Copy the records below exactly, omitting any pictures they contain.

Begin Entries provided

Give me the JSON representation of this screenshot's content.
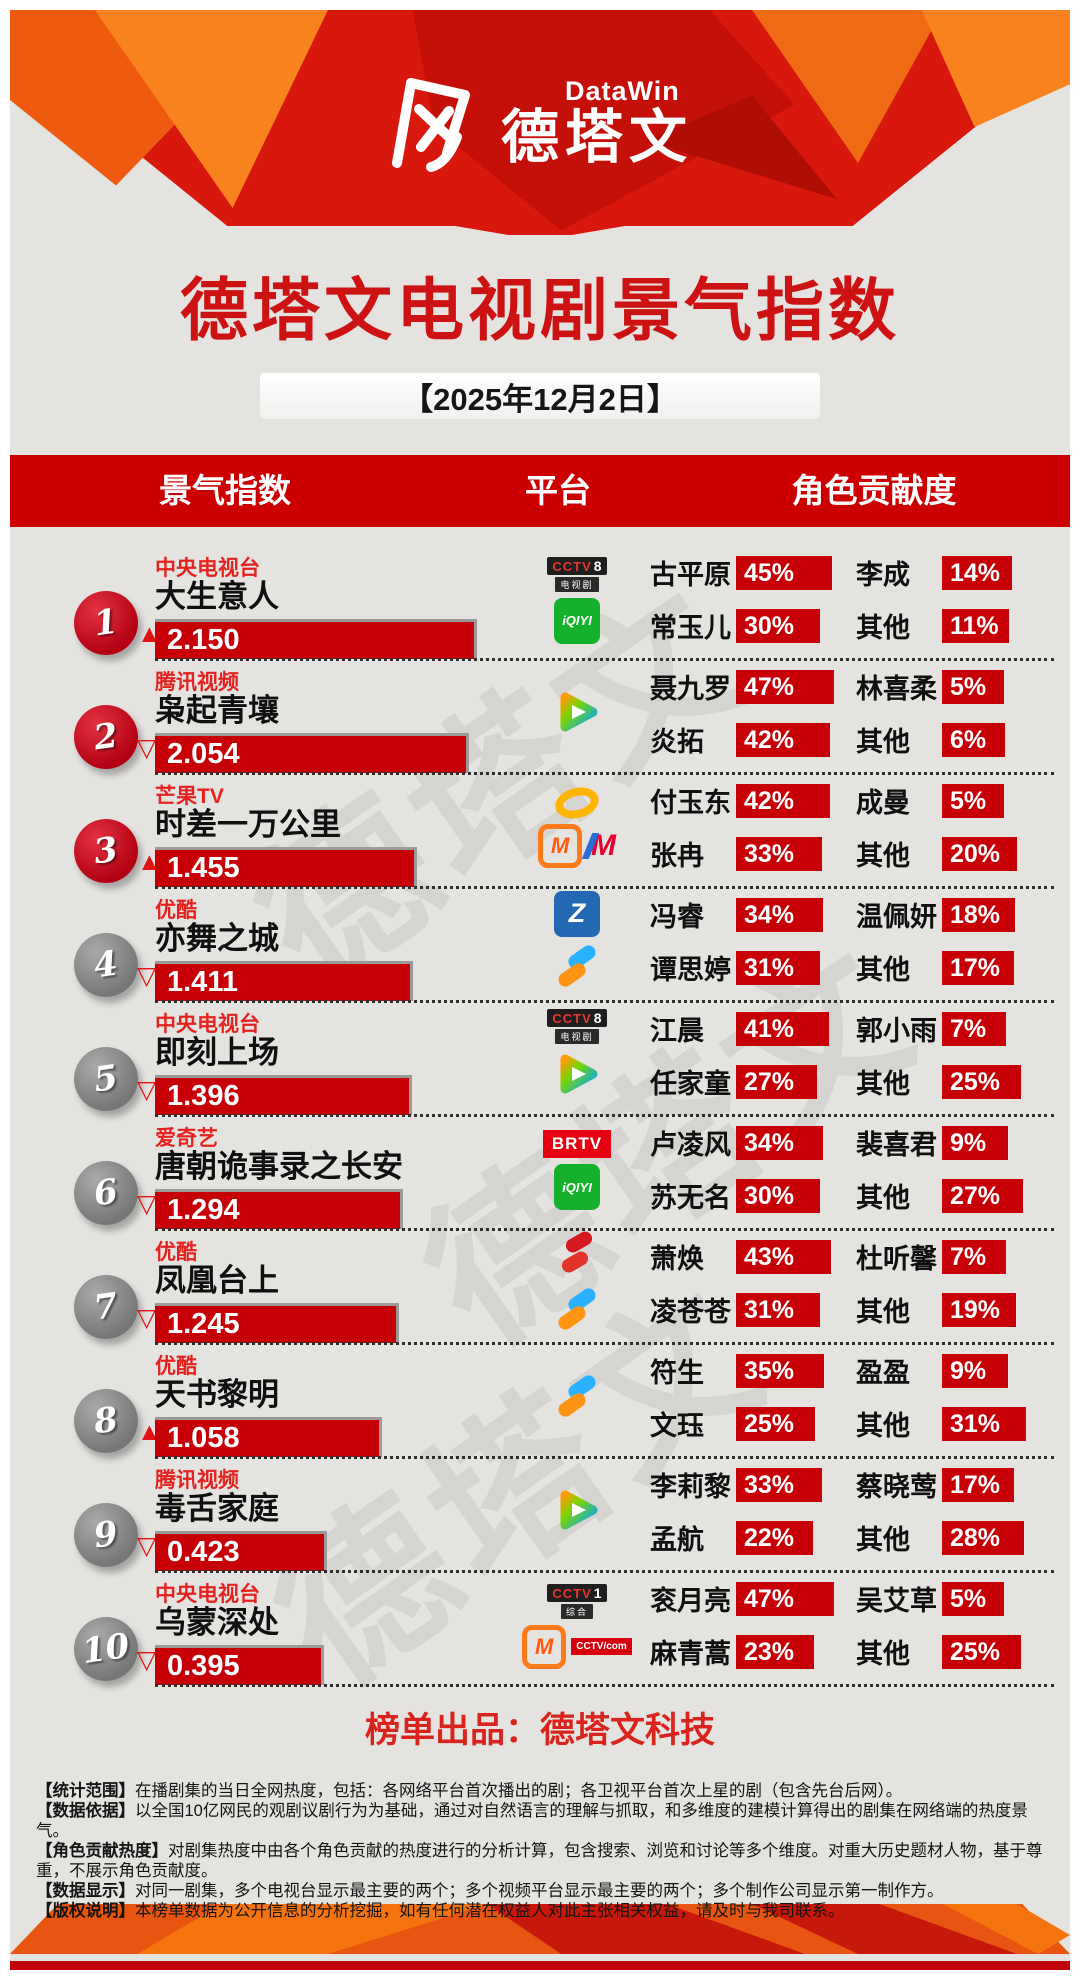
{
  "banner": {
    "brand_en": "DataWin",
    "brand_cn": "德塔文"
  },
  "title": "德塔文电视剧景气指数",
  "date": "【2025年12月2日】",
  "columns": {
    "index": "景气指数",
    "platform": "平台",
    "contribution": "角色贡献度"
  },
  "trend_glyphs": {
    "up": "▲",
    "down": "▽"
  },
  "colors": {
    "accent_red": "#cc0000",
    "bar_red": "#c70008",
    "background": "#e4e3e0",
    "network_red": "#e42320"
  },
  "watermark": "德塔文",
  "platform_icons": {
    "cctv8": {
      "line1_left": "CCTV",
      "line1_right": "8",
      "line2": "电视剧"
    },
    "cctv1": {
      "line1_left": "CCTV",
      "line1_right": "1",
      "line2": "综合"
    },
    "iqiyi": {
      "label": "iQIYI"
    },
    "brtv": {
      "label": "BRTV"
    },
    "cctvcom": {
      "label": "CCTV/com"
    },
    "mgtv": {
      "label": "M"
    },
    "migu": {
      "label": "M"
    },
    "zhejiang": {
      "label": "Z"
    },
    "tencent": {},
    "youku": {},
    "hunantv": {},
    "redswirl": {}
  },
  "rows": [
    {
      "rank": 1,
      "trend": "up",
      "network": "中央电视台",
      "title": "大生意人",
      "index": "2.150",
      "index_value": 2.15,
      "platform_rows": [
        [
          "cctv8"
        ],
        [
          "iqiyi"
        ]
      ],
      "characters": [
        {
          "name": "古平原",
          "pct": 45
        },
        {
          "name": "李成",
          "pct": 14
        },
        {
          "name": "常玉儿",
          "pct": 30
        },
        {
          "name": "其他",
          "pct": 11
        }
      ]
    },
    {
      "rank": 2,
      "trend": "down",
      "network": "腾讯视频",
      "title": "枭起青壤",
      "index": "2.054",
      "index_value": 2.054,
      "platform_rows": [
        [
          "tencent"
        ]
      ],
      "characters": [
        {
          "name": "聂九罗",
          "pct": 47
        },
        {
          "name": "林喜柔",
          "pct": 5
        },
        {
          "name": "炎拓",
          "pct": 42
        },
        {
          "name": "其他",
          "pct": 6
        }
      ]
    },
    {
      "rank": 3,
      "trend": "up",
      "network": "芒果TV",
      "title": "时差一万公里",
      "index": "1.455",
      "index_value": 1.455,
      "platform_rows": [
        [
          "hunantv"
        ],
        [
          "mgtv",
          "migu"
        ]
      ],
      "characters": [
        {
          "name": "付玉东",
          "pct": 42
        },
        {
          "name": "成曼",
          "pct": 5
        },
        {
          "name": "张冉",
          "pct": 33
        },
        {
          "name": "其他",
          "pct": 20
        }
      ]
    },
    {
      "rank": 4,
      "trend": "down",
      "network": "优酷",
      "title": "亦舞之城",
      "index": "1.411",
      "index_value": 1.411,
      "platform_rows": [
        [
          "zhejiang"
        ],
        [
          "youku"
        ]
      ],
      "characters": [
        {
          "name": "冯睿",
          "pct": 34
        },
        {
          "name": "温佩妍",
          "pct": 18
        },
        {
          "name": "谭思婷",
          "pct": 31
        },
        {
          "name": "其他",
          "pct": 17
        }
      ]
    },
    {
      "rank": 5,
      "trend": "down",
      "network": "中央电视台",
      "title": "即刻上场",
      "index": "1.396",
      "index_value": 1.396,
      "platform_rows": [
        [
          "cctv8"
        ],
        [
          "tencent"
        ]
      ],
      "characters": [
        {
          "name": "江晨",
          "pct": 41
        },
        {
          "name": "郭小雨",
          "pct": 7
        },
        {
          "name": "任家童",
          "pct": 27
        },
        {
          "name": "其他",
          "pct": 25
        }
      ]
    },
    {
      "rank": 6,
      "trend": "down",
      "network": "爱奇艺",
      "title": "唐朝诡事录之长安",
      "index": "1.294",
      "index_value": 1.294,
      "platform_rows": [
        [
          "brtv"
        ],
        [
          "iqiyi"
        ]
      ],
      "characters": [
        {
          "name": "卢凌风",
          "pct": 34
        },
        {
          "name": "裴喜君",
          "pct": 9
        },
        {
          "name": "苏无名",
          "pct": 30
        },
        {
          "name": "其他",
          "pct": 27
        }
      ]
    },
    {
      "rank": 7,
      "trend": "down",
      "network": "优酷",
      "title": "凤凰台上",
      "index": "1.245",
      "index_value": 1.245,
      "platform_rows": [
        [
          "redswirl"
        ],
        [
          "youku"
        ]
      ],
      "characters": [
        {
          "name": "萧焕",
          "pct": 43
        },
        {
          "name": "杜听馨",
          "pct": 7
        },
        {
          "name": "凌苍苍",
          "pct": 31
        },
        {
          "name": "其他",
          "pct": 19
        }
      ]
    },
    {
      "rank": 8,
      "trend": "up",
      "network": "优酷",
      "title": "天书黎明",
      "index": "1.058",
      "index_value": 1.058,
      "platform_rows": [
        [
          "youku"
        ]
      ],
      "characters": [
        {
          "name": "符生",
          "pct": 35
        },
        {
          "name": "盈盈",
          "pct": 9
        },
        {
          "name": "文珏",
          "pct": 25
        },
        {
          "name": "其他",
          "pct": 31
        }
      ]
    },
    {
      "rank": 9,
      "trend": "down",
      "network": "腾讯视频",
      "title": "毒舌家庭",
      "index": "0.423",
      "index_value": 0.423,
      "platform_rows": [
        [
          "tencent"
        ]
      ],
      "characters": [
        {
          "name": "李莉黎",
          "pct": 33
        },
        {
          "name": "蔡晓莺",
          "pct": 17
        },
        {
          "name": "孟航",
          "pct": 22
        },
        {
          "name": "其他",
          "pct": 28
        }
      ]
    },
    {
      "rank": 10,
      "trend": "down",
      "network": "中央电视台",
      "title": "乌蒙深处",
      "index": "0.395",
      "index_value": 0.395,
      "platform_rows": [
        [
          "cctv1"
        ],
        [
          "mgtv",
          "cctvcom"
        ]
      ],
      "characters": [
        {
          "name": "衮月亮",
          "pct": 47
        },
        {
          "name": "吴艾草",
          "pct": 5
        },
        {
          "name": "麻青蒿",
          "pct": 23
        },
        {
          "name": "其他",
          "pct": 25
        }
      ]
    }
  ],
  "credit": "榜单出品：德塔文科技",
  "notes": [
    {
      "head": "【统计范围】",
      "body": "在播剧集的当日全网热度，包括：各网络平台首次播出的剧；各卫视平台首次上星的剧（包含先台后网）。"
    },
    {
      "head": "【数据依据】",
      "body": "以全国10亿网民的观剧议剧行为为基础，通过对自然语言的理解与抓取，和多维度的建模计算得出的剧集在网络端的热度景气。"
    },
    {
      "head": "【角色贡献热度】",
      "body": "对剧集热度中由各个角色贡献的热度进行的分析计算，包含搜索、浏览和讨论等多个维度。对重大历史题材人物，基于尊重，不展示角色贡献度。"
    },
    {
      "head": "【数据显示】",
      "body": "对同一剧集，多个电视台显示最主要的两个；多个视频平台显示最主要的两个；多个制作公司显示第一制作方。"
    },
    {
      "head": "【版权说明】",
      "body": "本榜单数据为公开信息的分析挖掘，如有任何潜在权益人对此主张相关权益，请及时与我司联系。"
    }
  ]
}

End Entries provided

## [Result of this task]
Give me the JSON representation of this screenshot's content.
{
  "banner": {
    "brand_en": "DataWin",
    "brand_cn": "德塔文"
  },
  "title": "德塔文电视剧景气指数",
  "date": "【2025年12月2日】",
  "columns": {
    "index": "景气指数",
    "platform": "平台",
    "contribution": "角色贡献度"
  },
  "trend_glyphs": {
    "up": "▲",
    "down": "▽"
  },
  "colors": {
    "accent_red": "#cc0000",
    "bar_red": "#c70008",
    "background": "#e4e3e0",
    "network_red": "#e42320"
  },
  "watermark": "德塔文",
  "platform_icons": {
    "cctv8": {
      "line1_left": "CCTV",
      "line1_right": "8",
      "line2": "电视剧"
    },
    "cctv1": {
      "line1_left": "CCTV",
      "line1_right": "1",
      "line2": "综合"
    },
    "iqiyi": {
      "label": "iQIYI"
    },
    "brtv": {
      "label": "BRTV"
    },
    "cctvcom": {
      "label": "CCTV/com"
    },
    "mgtv": {
      "label": "M"
    },
    "migu": {
      "label": "M"
    },
    "zhejiang": {
      "label": "Z"
    },
    "tencent": {},
    "youku": {},
    "hunantv": {},
    "redswirl": {}
  },
  "rows": [
    {
      "rank": 1,
      "trend": "up",
      "network": "中央电视台",
      "title": "大生意人",
      "index": "2.150",
      "index_value": 2.15,
      "platform_rows": [
        [
          "cctv8"
        ],
        [
          "iqiyi"
        ]
      ],
      "characters": [
        {
          "name": "古平原",
          "pct": 45
        },
        {
          "name": "李成",
          "pct": 14
        },
        {
          "name": "常玉儿",
          "pct": 30
        },
        {
          "name": "其他",
          "pct": 11
        }
      ]
    },
    {
      "rank": 2,
      "trend": "down",
      "network": "腾讯视频",
      "title": "枭起青壤",
      "index": "2.054",
      "index_value": 2.054,
      "platform_rows": [
        [
          "tencent"
        ]
      ],
      "characters": [
        {
          "name": "聂九罗",
          "pct": 47
        },
        {
          "name": "林喜柔",
          "pct": 5
        },
        {
          "name": "炎拓",
          "pct": 42
        },
        {
          "name": "其他",
          "pct": 6
        }
      ]
    },
    {
      "rank": 3,
      "trend": "up",
      "network": "芒果TV",
      "title": "时差一万公里",
      "index": "1.455",
      "index_value": 1.455,
      "platform_rows": [
        [
          "hunantv"
        ],
        [
          "mgtv",
          "migu"
        ]
      ],
      "characters": [
        {
          "name": "付玉东",
          "pct": 42
        },
        {
          "name": "成曼",
          "pct": 5
        },
        {
          "name": "张冉",
          "pct": 33
        },
        {
          "name": "其他",
          "pct": 20
        }
      ]
    },
    {
      "rank": 4,
      "trend": "down",
      "network": "优酷",
      "title": "亦舞之城",
      "index": "1.411",
      "index_value": 1.411,
      "platform_rows": [
        [
          "zhejiang"
        ],
        [
          "youku"
        ]
      ],
      "characters": [
        {
          "name": "冯睿",
          "pct": 34
        },
        {
          "name": "温佩妍",
          "pct": 18
        },
        {
          "name": "谭思婷",
          "pct": 31
        },
        {
          "name": "其他",
          "pct": 17
        }
      ]
    },
    {
      "rank": 5,
      "trend": "down",
      "network": "中央电视台",
      "title": "即刻上场",
      "index": "1.396",
      "index_value": 1.396,
      "platform_rows": [
        [
          "cctv8"
        ],
        [
          "tencent"
        ]
      ],
      "characters": [
        {
          "name": "江晨",
          "pct": 41
        },
        {
          "name": "郭小雨",
          "pct": 7
        },
        {
          "name": "任家童",
          "pct": 27
        },
        {
          "name": "其他",
          "pct": 25
        }
      ]
    },
    {
      "rank": 6,
      "trend": "down",
      "network": "爱奇艺",
      "title": "唐朝诡事录之长安",
      "index": "1.294",
      "index_value": 1.294,
      "platform_rows": [
        [
          "brtv"
        ],
        [
          "iqiyi"
        ]
      ],
      "characters": [
        {
          "name": "卢凌风",
          "pct": 34
        },
        {
          "name": "裴喜君",
          "pct": 9
        },
        {
          "name": "苏无名",
          "pct": 30
        },
        {
          "name": "其他",
          "pct": 27
        }
      ]
    },
    {
      "rank": 7,
      "trend": "down",
      "network": "优酷",
      "title": "凤凰台上",
      "index": "1.245",
      "index_value": 1.245,
      "platform_rows": [
        [
          "redswirl"
        ],
        [
          "youku"
        ]
      ],
      "characters": [
        {
          "name": "萧焕",
          "pct": 43
        },
        {
          "name": "杜听馨",
          "pct": 7
        },
        {
          "name": "凌苍苍",
          "pct": 31
        },
        {
          "name": "其他",
          "pct": 19
        }
      ]
    },
    {
      "rank": 8,
      "trend": "up",
      "network": "优酷",
      "title": "天书黎明",
      "index": "1.058",
      "index_value": 1.058,
      "platform_rows": [
        [
          "youku"
        ]
      ],
      "characters": [
        {
          "name": "符生",
          "pct": 35
        },
        {
          "name": "盈盈",
          "pct": 9
        },
        {
          "name": "文珏",
          "pct": 25
        },
        {
          "name": "其他",
          "pct": 31
        }
      ]
    },
    {
      "rank": 9,
      "trend": "down",
      "network": "腾讯视频",
      "title": "毒舌家庭",
      "index": "0.423",
      "index_value": 0.423,
      "platform_rows": [
        [
          "tencent"
        ]
      ],
      "characters": [
        {
          "name": "李莉黎",
          "pct": 33
        },
        {
          "name": "蔡晓莺",
          "pct": 17
        },
        {
          "name": "孟航",
          "pct": 22
        },
        {
          "name": "其他",
          "pct": 28
        }
      ]
    },
    {
      "rank": 10,
      "trend": "down",
      "network": "中央电视台",
      "title": "乌蒙深处",
      "index": "0.395",
      "index_value": 0.395,
      "platform_rows": [
        [
          "cctv1"
        ],
        [
          "mgtv",
          "cctvcom"
        ]
      ],
      "characters": [
        {
          "name": "衮月亮",
          "pct": 47
        },
        {
          "name": "吴艾草",
          "pct": 5
        },
        {
          "name": "麻青蒿",
          "pct": 23
        },
        {
          "name": "其他",
          "pct": 25
        }
      ]
    }
  ],
  "credit": "榜单出品：德塔文科技",
  "notes": [
    {
      "head": "【统计范围】",
      "body": "在播剧集的当日全网热度，包括：各网络平台首次播出的剧；各卫视平台首次上星的剧（包含先台后网）。"
    },
    {
      "head": "【数据依据】",
      "body": "以全国10亿网民的观剧议剧行为为基础，通过对自然语言的理解与抓取，和多维度的建模计算得出的剧集在网络端的热度景气。"
    },
    {
      "head": "【角色贡献热度】",
      "body": "对剧集热度中由各个角色贡献的热度进行的分析计算，包含搜索、浏览和讨论等多个维度。对重大历史题材人物，基于尊重，不展示角色贡献度。"
    },
    {
      "head": "【数据显示】",
      "body": "对同一剧集，多个电视台显示最主要的两个；多个视频平台显示最主要的两个；多个制作公司显示第一制作方。"
    },
    {
      "head": "【版权说明】",
      "body": "本榜单数据为公开信息的分析挖掘，如有任何潜在权益人对此主张相关权益，请及时与我司联系。"
    }
  ]
}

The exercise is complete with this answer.